[Data for the task start]
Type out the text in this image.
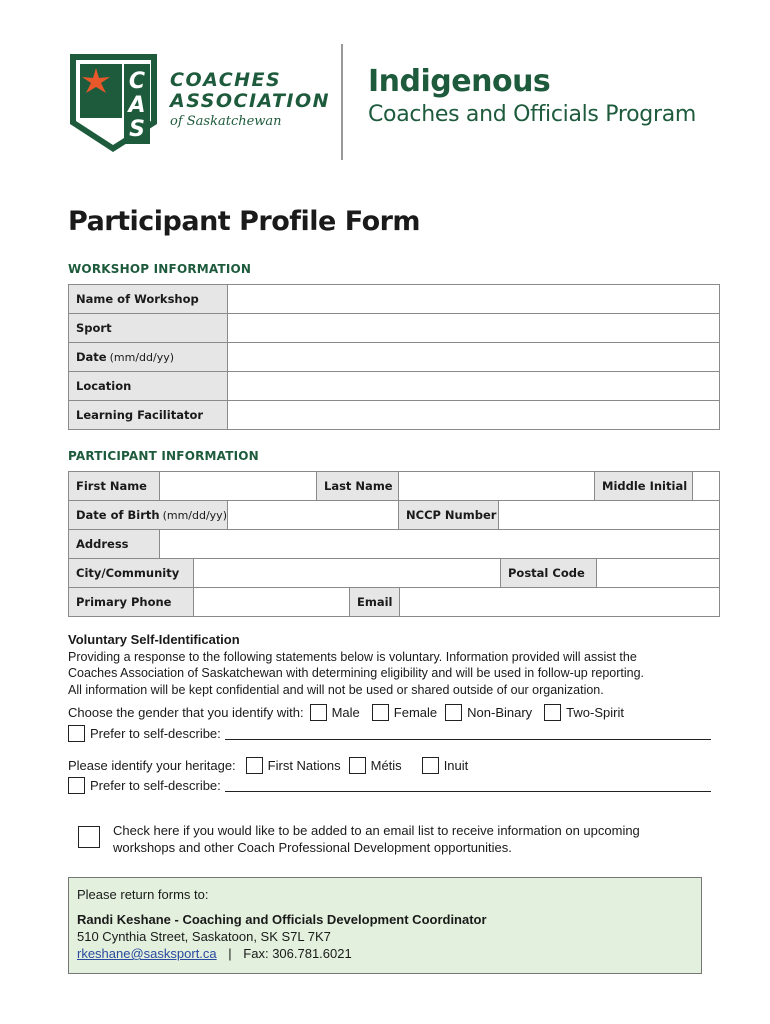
C
A
S
COACHES
ASSOCIATION
of Saskatchewan
Indigenous
Coaches and Officials Program
Participant Profile Form
WORKSHOP INFORMATION
Name of Workshop
Sport
Date (mm/dd/yy)
Location
Learning Facilitator
PARTICIPANT INFORMATION
First Name	Last Name	Middle Initial
Date of Birth (mm/dd/yy)	NCCP Number
Address
City/Community	Postal Code
Primary Phone	Email
Voluntary Self-Identification
Providing a response to the following statements below is voluntary. Information provided will assist the
Coaches Association of Saskatchewan with determining eligibility and will be used in follow-up reporting.
All information will be kept confidential and will not be used or shared outside of our organization.
Choose the gender that you identify with: Male	Female Non-Binary	Two-Spirit
Prefer to self-describe:
Please identify your heritage: First Nations Métis	Inuit
Prefer to self-describe:
Check here if you would like to be added to an email list to receive information on upcoming
workshops and other Coach Professional Development opportunities.
Please return forms to:
Randi Keshane - Coaching and Officials Development Coordinator
510 Cynthia Street, Saskatoon, SK S7L 7K7
rkeshane@sasksport.ca | Fax: 306.781.6021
[Data for the task end]
◆ Goal
Extract from the data every line where "used" shows up.

◆ Right answer
Coaches Association of Saskatchewan with determining eligibility and will be used in follow-up reporting.
All information will be kept confidential and will not be used or shared outside of our organization.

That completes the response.